== PROBLEM REQUIREMENTS ==
What lines below hold the string "Rattler"? Copy them all.

== DATASET ==
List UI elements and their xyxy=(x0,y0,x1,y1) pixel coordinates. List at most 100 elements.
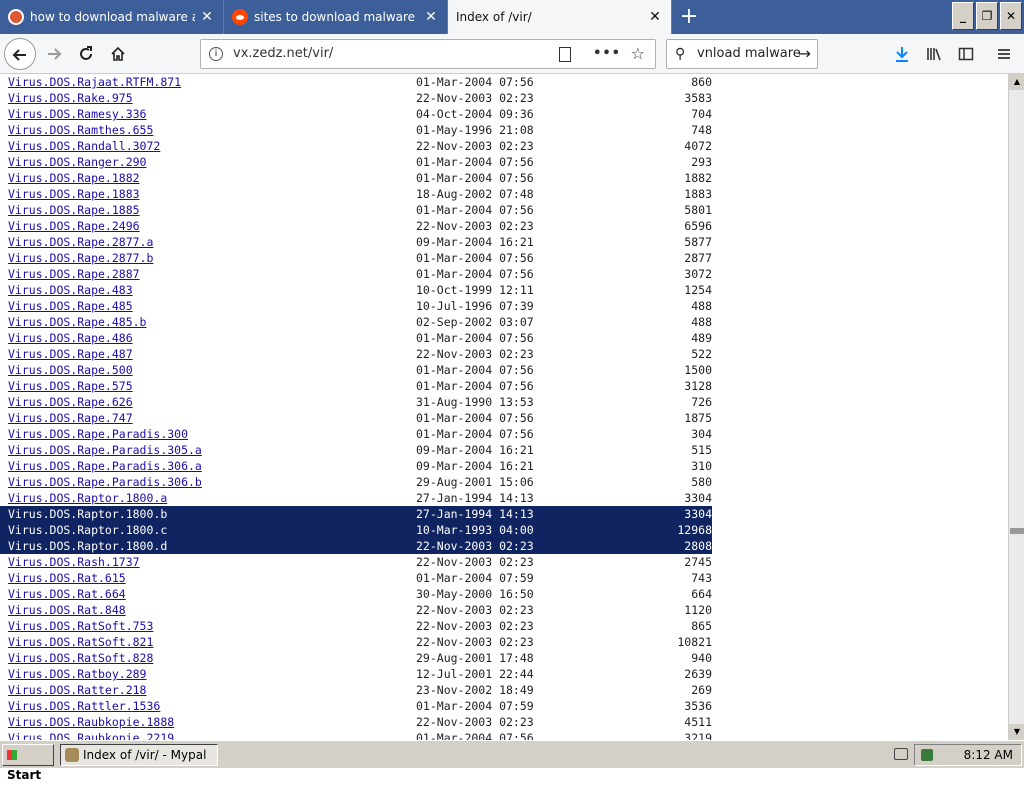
file-link[interactable]: Virus.DOS.Rash.1737 xyxy=(8,554,140,570)
navigation-bar: i vx.zedz.net/vir/ ••• ☆ ⚲ vnload malwar… xyxy=(0,34,1024,74)
file-link[interactable]: Virus.DOS.Raubkopie.1888 xyxy=(8,714,174,730)
file-link[interactable]: Virus.DOS.Rape.1882 xyxy=(8,170,140,186)
file-date: 01-Mar-2004 07:56 xyxy=(416,411,534,425)
file-link[interactable]: Virus.DOS.Raubkopie.2219 xyxy=(8,730,174,740)
listing-row: Virus.DOS.Rape.626 31-Aug-1990 13:53 726 xyxy=(0,394,712,410)
file-link[interactable]: Virus.DOS.Rape.Paradis.300 xyxy=(8,426,188,442)
file-link[interactable]: Virus.DOS.Rajaat.RTFM.871 xyxy=(8,74,181,90)
minimize-button[interactable]: _ xyxy=(952,2,974,30)
reload-button[interactable] xyxy=(70,38,102,70)
menu-button[interactable] xyxy=(988,38,1020,70)
tab-title: sites to download malware : Malware xyxy=(254,10,419,24)
file-link[interactable]: Virus.DOS.Rat.615 xyxy=(8,570,126,586)
file-link[interactable]: Virus.DOS.RatSoft.821 xyxy=(8,634,153,650)
file-link[interactable]: Virus.DOS.Raptor.1800.d xyxy=(8,538,167,554)
file-link[interactable]: Virus.DOS.Ramesy.336 xyxy=(8,106,146,122)
file-link[interactable]: Virus.DOS.Rape.486 xyxy=(8,330,133,346)
site-info-icon[interactable]: i xyxy=(209,47,223,61)
downloads-button[interactable] xyxy=(886,38,918,70)
file-link[interactable]: Virus.DOS.Rape.2887 xyxy=(8,266,140,282)
file-date: 04-Oct-2004 09:36 xyxy=(416,107,534,121)
file-link[interactable]: Virus.DOS.Rape.1885 xyxy=(8,202,140,218)
close-tab-icon[interactable]: ✕ xyxy=(423,9,439,25)
library-button[interactable] xyxy=(918,38,950,70)
url-bar[interactable]: i vx.zedz.net/vir/ ••• ☆ xyxy=(200,39,656,69)
file-link[interactable]: Virus.DOS.Raptor.1800.b xyxy=(8,506,167,522)
listing-row: Virus.DOS.Rattler.1536 01-Mar-2004 07:59 3… xyxy=(0,698,712,714)
file-date: 22-Nov-2003 02:23 xyxy=(416,347,534,361)
file-link[interactable]: Virus.DOS.Rape.747 xyxy=(8,410,133,426)
file-link[interactable]: Virus.DOS.Rape.1883 xyxy=(8,186,140,202)
file-link[interactable]: Virus.DOS.RatSoft.828 xyxy=(8,650,153,666)
taskbar-window-button[interactable]: Index of /vir/ - Mypal xyxy=(60,744,218,766)
new-tab-button[interactable]: + xyxy=(672,0,706,34)
tab-duckduckgo[interactable]: how to download malware at DuckDuckGo ✕ xyxy=(0,0,224,34)
file-link[interactable]: Virus.DOS.Ratboy.289 xyxy=(8,666,146,682)
file-link[interactable]: Virus.DOS.RatSoft.753 xyxy=(8,618,153,634)
close-window-button[interactable]: ✕ xyxy=(1000,2,1022,30)
file-link[interactable]: Virus.DOS.Rape.2496 xyxy=(8,218,140,234)
file-link[interactable]: Virus.DOS.Raptor.1800.c xyxy=(8,522,167,538)
file-date: 12-Jul-2001 22:44 xyxy=(416,667,534,681)
forward-button[interactable] xyxy=(38,38,70,70)
file-link[interactable]: Virus.DOS.Ranger.290 xyxy=(8,154,146,170)
tab-index-vir[interactable]: Index of /vir/ ✕ xyxy=(448,0,672,34)
close-tab-icon[interactable]: ✕ xyxy=(199,9,215,25)
file-date: 22-Nov-2003 02:23 xyxy=(416,603,534,617)
reader-view-icon[interactable] xyxy=(559,47,571,62)
scroll-up-arrow-icon[interactable]: ▲ xyxy=(1009,74,1024,90)
listing-row: Virus.DOS.Rape.575 01-Mar-2004 07:56 3128 xyxy=(0,378,712,394)
file-date: 22-Nov-2003 02:23 xyxy=(416,91,534,105)
vertical-scrollbar[interactable]: ▲ ▼ xyxy=(1008,74,1024,740)
bookmark-star-icon[interactable]: ☆ xyxy=(631,40,645,68)
file-link[interactable]: Virus.DOS.Rake.975 xyxy=(8,90,133,106)
listing-row: Virus.DOS.Rape.485 10-Jul-1996 07:39 488 xyxy=(0,298,712,314)
file-link[interactable]: Virus.DOS.Rat.848 xyxy=(8,602,126,618)
keyboard-icon[interactable] xyxy=(894,748,908,760)
file-link[interactable]: Virus.DOS.Rape.626 xyxy=(8,394,133,410)
file-link[interactable]: Virus.DOS.Rat.664 xyxy=(8,586,126,602)
sidebar-button[interactable] xyxy=(950,38,982,70)
file-date: 22-Nov-2003 02:23 xyxy=(416,635,534,649)
file-size: 4072 xyxy=(684,139,712,153)
file-date: 01-Mar-2004 07:59 xyxy=(416,699,534,713)
listing-row: Virus.DOS.Randall.3072 22-Nov-2003 02:23 4… xyxy=(0,138,712,154)
scroll-down-arrow-icon[interactable]: ▼ xyxy=(1009,724,1024,740)
clock[interactable]: 8:12 AM xyxy=(964,745,1013,765)
close-tab-icon[interactable]: ✕ xyxy=(647,9,663,25)
file-link[interactable]: Virus.DOS.Rape.575 xyxy=(8,378,133,394)
file-link[interactable]: Virus.DOS.Rape.487 xyxy=(8,346,133,362)
file-link[interactable]: Virus.DOS.Ramthes.655 xyxy=(8,122,153,138)
file-link[interactable]: Virus.DOS.Rape.2877.b xyxy=(8,250,153,266)
file-date: 23-Nov-2002 18:49 xyxy=(416,683,534,697)
file-link[interactable]: Virus.DOS.Rape.483 xyxy=(8,282,133,298)
file-date: 30-May-2000 16:50 xyxy=(416,587,534,601)
tab-reddit[interactable]: sites to download malware : Malware ✕ xyxy=(224,0,448,34)
file-link[interactable]: Virus.DOS.Raptor.1800.a xyxy=(8,490,167,506)
file-size: 3304 xyxy=(684,491,712,505)
restore-button[interactable]: ❐ xyxy=(976,2,998,30)
file-link[interactable]: Virus.DOS.Rape.Paradis.306.b xyxy=(8,474,202,490)
file-link[interactable]: Virus.DOS.Rape.500 xyxy=(8,362,133,378)
file-link[interactable]: Virus.DOS.Rape.Paradis.306.a xyxy=(8,458,202,474)
file-link[interactable]: Virus.DOS.Rape.2877.a xyxy=(8,234,153,250)
start-button[interactable]: Start xyxy=(2,744,54,782)
file-link[interactable]: Virus.DOS.Ratter.218 xyxy=(8,682,146,698)
file-size: 12968 xyxy=(677,523,712,537)
file-link[interactable]: Virus.DOS.Rape.Paradis.305.a xyxy=(8,442,202,458)
file-link[interactable]: Virus.DOS.Rattler.1536 xyxy=(8,698,160,714)
page-actions-button[interactable]: ••• xyxy=(593,40,621,68)
network-icon[interactable] xyxy=(921,749,933,761)
file-size: 3072 xyxy=(684,267,712,281)
search-go-arrow-icon[interactable]: → xyxy=(798,40,811,68)
back-button[interactable] xyxy=(4,38,36,70)
file-link[interactable]: Virus.DOS.Rape.485 xyxy=(8,298,133,314)
file-size: 3128 xyxy=(684,379,712,393)
home-button[interactable] xyxy=(102,38,134,70)
file-date: 09-Mar-2004 16:21 xyxy=(416,443,534,457)
scrollbar-thumb[interactable] xyxy=(1010,528,1024,534)
search-bar[interactable]: ⚲ vnload malware → xyxy=(666,39,818,69)
listing-row: Virus.DOS.Rape.486 01-Mar-2004 07:56 489 xyxy=(0,330,712,346)
file-link[interactable]: Virus.DOS.Rape.485.b xyxy=(8,314,146,330)
file-link[interactable]: Virus.DOS.Randall.3072 xyxy=(8,138,160,154)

== OUTPUT ==
listing-row: Virus.DOS.Rattler.1536 01-Mar-2004 07:59 3… xyxy=(0,698,712,714)
file-link[interactable]: Virus.DOS.Rattler.1536 xyxy=(8,698,160,714)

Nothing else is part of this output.